> [EXTRACTED MATERIAL]
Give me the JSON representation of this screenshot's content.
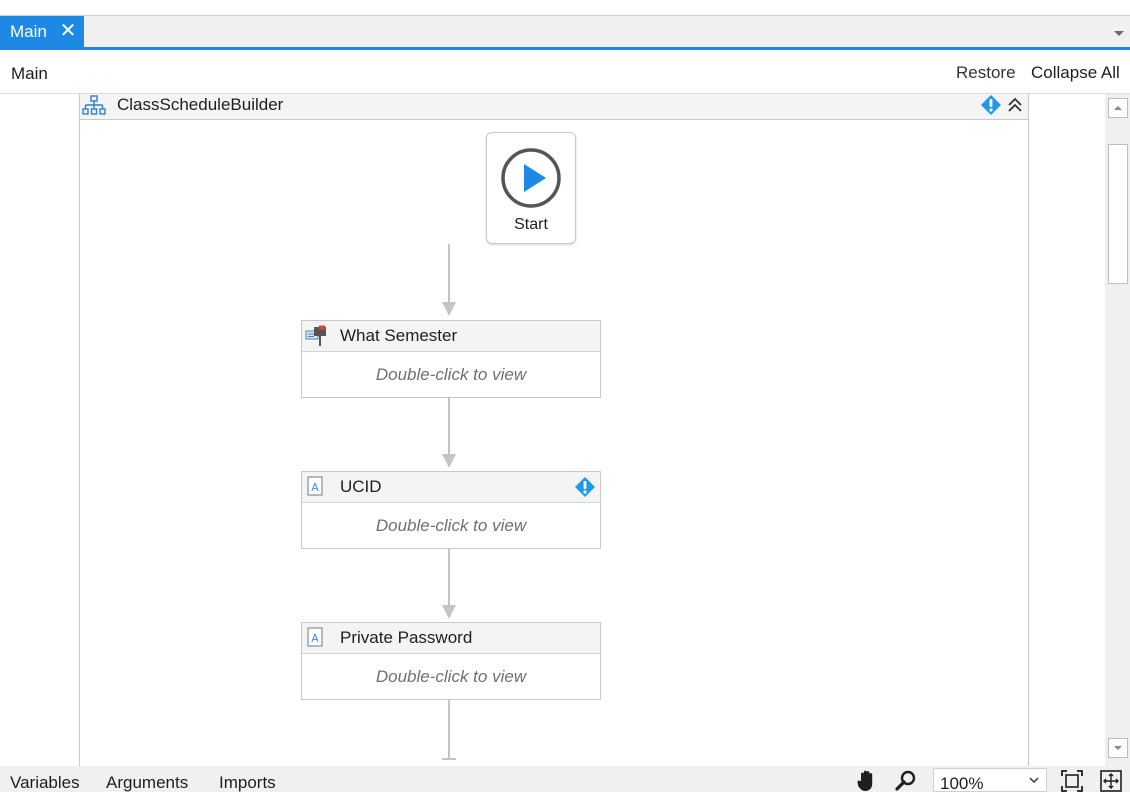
{
  "tab": {
    "label": "Main",
    "close_glyph": "✕"
  },
  "breadcrumb": {
    "label": "Main"
  },
  "toolbar": {
    "restore_label": "Restore",
    "collapse_all_label": "Collapse All"
  },
  "sequence": {
    "title": "ClassScheduleBuilder",
    "icon": "flowchart-icon",
    "has_warning": true
  },
  "start_node": {
    "label": "Start",
    "icon": "play-icon"
  },
  "activities": [
    {
      "title": "What Semester",
      "body": "Double-click to view",
      "icon": "message-box-icon",
      "has_warning": false
    },
    {
      "title": "UCID",
      "body": "Double-click to view",
      "icon": "input-dialog-icon",
      "has_warning": true
    },
    {
      "title": "Private Password",
      "body": "Double-click to view",
      "icon": "input-dialog-icon",
      "has_warning": false
    }
  ],
  "bottom_tabs": {
    "variables": "Variables",
    "arguments": "Arguments",
    "imports": "Imports"
  },
  "zoom": {
    "value": "100%"
  },
  "colors": {
    "accent": "#1e88e5",
    "warning": "#1e9be6",
    "connector": "#c4c4c4"
  }
}
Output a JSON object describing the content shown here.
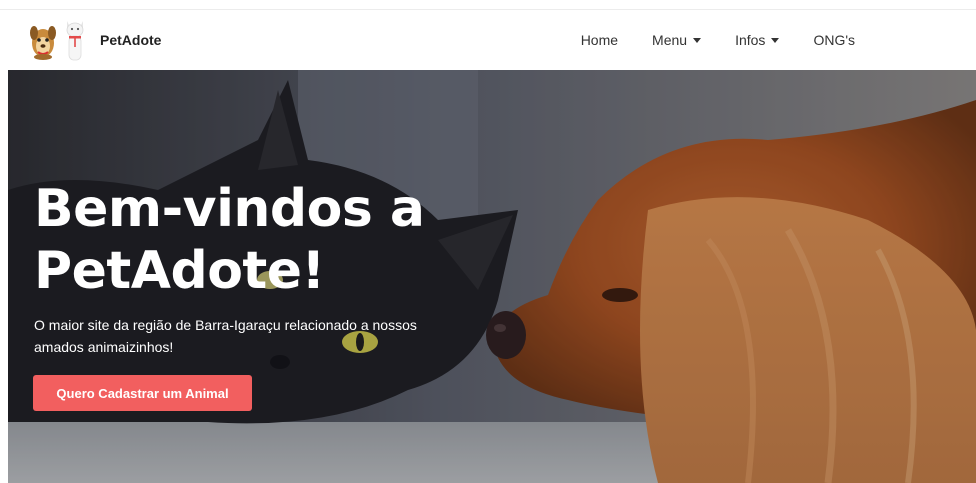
{
  "brand": {
    "name": "PetAdote",
    "logo_dog_icon": "dog-face-icon",
    "logo_cat_icon": "cat-figure-icon"
  },
  "nav": {
    "items": [
      {
        "label": "Home",
        "dropdown": false
      },
      {
        "label": "Menu",
        "dropdown": true
      },
      {
        "label": "Infos",
        "dropdown": true
      },
      {
        "label": "ONG's",
        "dropdown": false
      }
    ]
  },
  "hero": {
    "title": "Bem-vindos a PetAdote!",
    "subtitle": "O maior site da região de Barra-Igaraçu relacionado a nossos amados animaizinhos!",
    "cta_label": "Quero Cadastrar um Animal"
  },
  "colors": {
    "accent": "#f25f5f",
    "nav_text": "#333333",
    "hero_text": "#ffffff"
  }
}
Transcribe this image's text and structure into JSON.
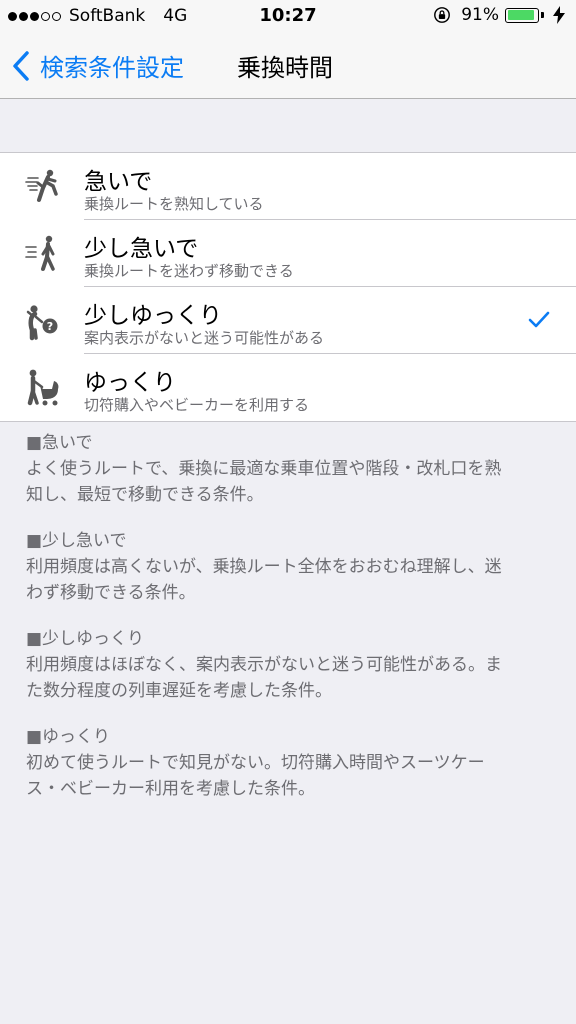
{
  "status_bar": {
    "carrier": "SoftBank",
    "network": "4G",
    "time": "10:27",
    "battery": "91%",
    "battery_level": 0.91,
    "signal_bars": 3,
    "signal_total": 5,
    "battery_color": "#4cd964"
  },
  "nav": {
    "back_label": "検索条件設定",
    "title": "乗換時間",
    "accent_color": "#0b7cf4"
  },
  "options": [
    {
      "title": "急いで",
      "desc": "乗換ルートを熟知している",
      "icon": "running-person-icon",
      "selected": false
    },
    {
      "title": "少し急いで",
      "desc": "乗換ルートを迷わず移動できる",
      "icon": "walking-person-icon",
      "selected": false
    },
    {
      "title": "少しゆっくり",
      "desc": "案内表示がないと迷う可能性がある",
      "icon": "confused-person-icon",
      "selected": true
    },
    {
      "title": "ゆっくり",
      "desc": "切符購入やベビーカーを利用する",
      "icon": "person-with-stroller-icon",
      "selected": false
    }
  ],
  "descriptions": [
    {
      "head": "■急いで",
      "lines": [
        "よく使うルートで、乗換に最適な乗車位置や階段・改札口を熟",
        "知し、最短で移動できる条件。"
      ]
    },
    {
      "head": "■少し急いで",
      "lines": [
        "利用頻度は高くないが、乗換ルート全体をおおむね理解し、迷",
        "わず移動できる条件。"
      ]
    },
    {
      "head": "■少しゆっくり",
      "lines": [
        "利用頻度はほぼなく、案内表示がないと迷う可能性がある。ま",
        "た数分程度の列車遅延を考慮した条件。"
      ]
    },
    {
      "head": "■ゆっくり",
      "lines": [
        "初めて使うルートで知見がない。切符購入時間やスーツケー",
        "ス・ベビーカー利用を考慮した条件。"
      ]
    }
  ]
}
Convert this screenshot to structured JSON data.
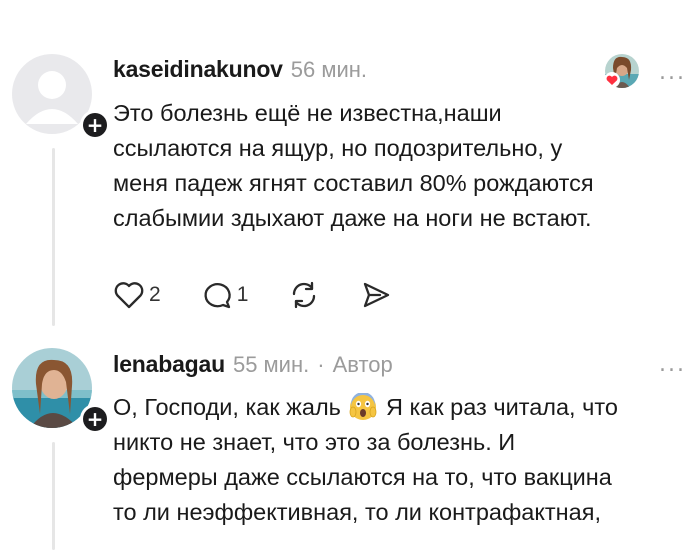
{
  "comments": [
    {
      "username": "kaseidinakunov",
      "time": "56 мин.",
      "author_label": "",
      "text": "Это болезнь ещё не известна,наши\nссылаются на ящур, но подозрительно, у\nменя падеж ягнят составил 80% рождаются\nслабымии здыхают даже на ноги не встают.",
      "likes": "2",
      "replies": "1",
      "menu": "...",
      "plus": "+"
    },
    {
      "username": "lenabagau",
      "time": "55 мин.",
      "separator": "·",
      "author_label": "Автор",
      "text_before_emoji": "О, Господи, как жаль",
      "emoji": "face-screaming-in-fear",
      "text_after_emoji": "Я как раз читала, что\nникто не знает, что это за болезнь. И\nфермеры даже ссылаются на то, что вакцина\nто ли неэффективная, то ли контрафактная,",
      "menu": "...",
      "plus": "+"
    }
  ],
  "colors": {
    "text": "#1a1a1a",
    "muted": "#9b9b9b",
    "heart": "#ff3040",
    "thread_line": "#e6e6e6"
  }
}
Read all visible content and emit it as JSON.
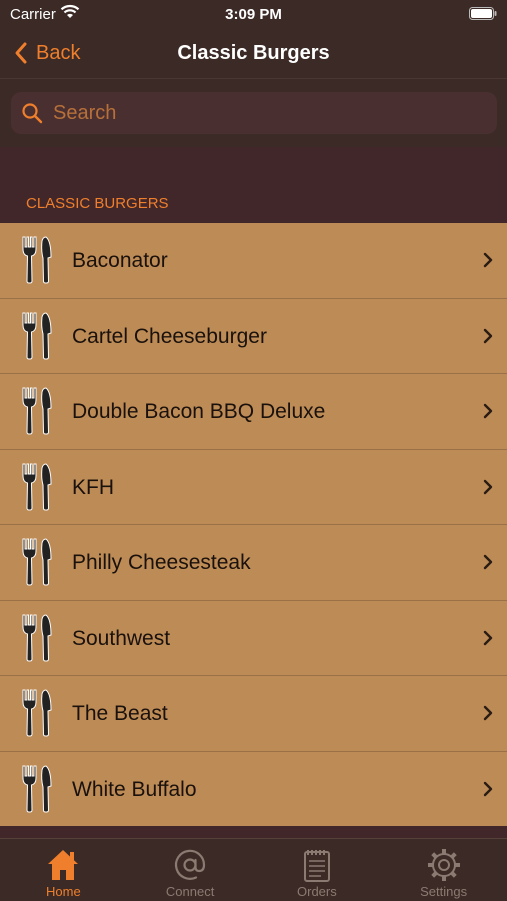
{
  "status_bar": {
    "carrier": "Carrier",
    "time": "3:09 PM"
  },
  "nav": {
    "back_label": "Back",
    "title": "Classic Burgers"
  },
  "search": {
    "placeholder": "Search"
  },
  "section": {
    "header": "CLASSIC BURGERS"
  },
  "items": [
    {
      "label": "Baconator"
    },
    {
      "label": "Cartel Cheeseburger"
    },
    {
      "label": "Double Bacon BBQ Deluxe"
    },
    {
      "label": "KFH"
    },
    {
      "label": "Philly Cheesesteak"
    },
    {
      "label": "Southwest"
    },
    {
      "label": "The Beast"
    },
    {
      "label": "White Buffalo"
    }
  ],
  "tabs": [
    {
      "label": "Home",
      "icon": "house-icon",
      "active": true
    },
    {
      "label": "Connect",
      "icon": "at-sign-icon",
      "active": false
    },
    {
      "label": "Orders",
      "icon": "notepad-icon",
      "active": false
    },
    {
      "label": "Settings",
      "icon": "gear-icon",
      "active": false
    }
  ],
  "colors": {
    "accent": "#ef7f2c",
    "background": "#42272a",
    "bar": "#3b2a26",
    "row": "#bd8b56",
    "inactive_tab": "#8b7a72"
  }
}
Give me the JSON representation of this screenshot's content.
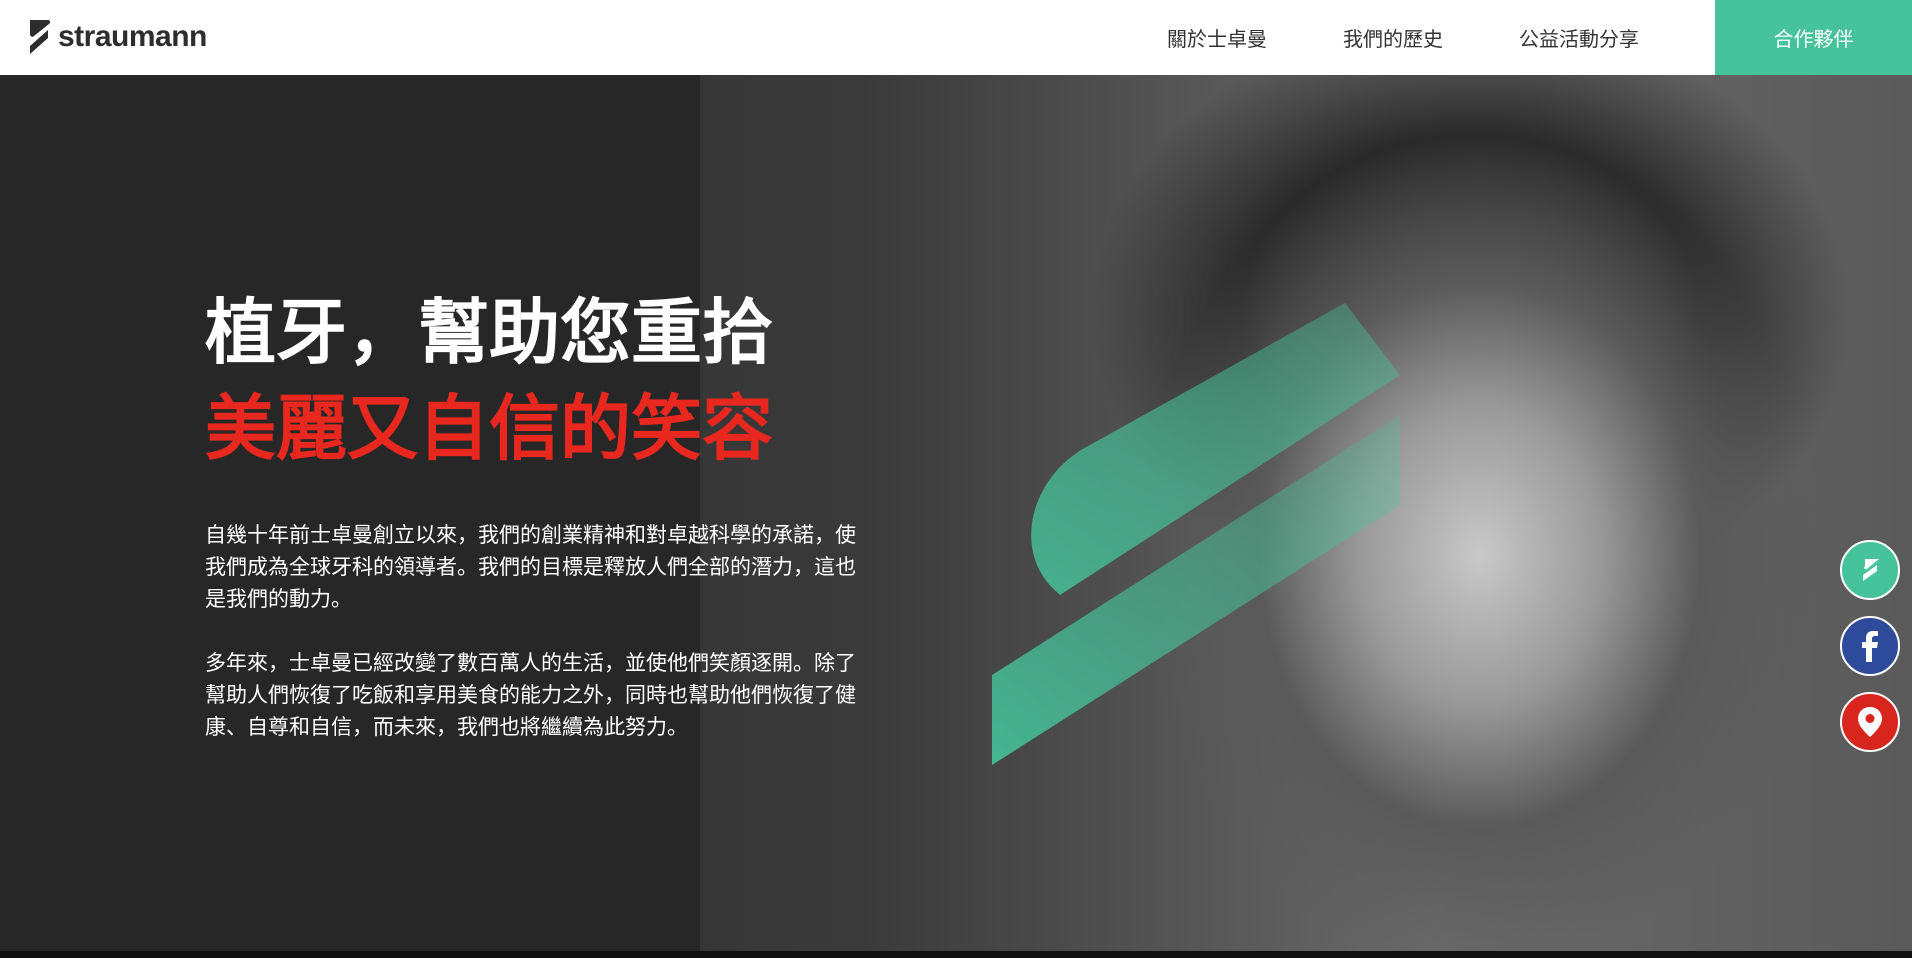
{
  "header": {
    "logo_text": "straumann",
    "nav": [
      "關於士卓曼",
      "我們的歷史",
      "公益活動分享"
    ],
    "cta": "合作夥伴"
  },
  "hero": {
    "headline_line1": "植牙，幫助您重拾",
    "headline_line2": "美麗又自信的笑容",
    "paragraph1": "自幾十年前士卓曼創立以來，我們的創業精神和對卓越科學的承諾，使我們成為全球牙科的領導者。我們的目標是釋放人們全部的潛力，這也是我們的動力。",
    "paragraph2": "多年來，士卓曼已經改變了數百萬人的生活，並使他們笑顏逐開。除了幫助人們恢復了吃飯和享用美食的能力之外，同時也幫助他們恢復了健康、自尊和自信，而未來，我們也將繼續為此努力。"
  },
  "social": {
    "items": [
      {
        "icon": "straumann-icon",
        "color": "#46c39a"
      },
      {
        "icon": "facebook-icon",
        "color": "#2e4a9a"
      },
      {
        "icon": "map-pin-icon",
        "color": "#d8261e"
      }
    ]
  },
  "colors": {
    "accent_green": "#46c39a",
    "headline_red": "#e8281e",
    "hero_bg": "#272727"
  }
}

> [PROBLEM TO SOLVE] Return all lines with the word "username" in them.

> [REPLY TO THE EXERCISE]
      "username": "kaseidinakunov",
      "username": "lenabagau",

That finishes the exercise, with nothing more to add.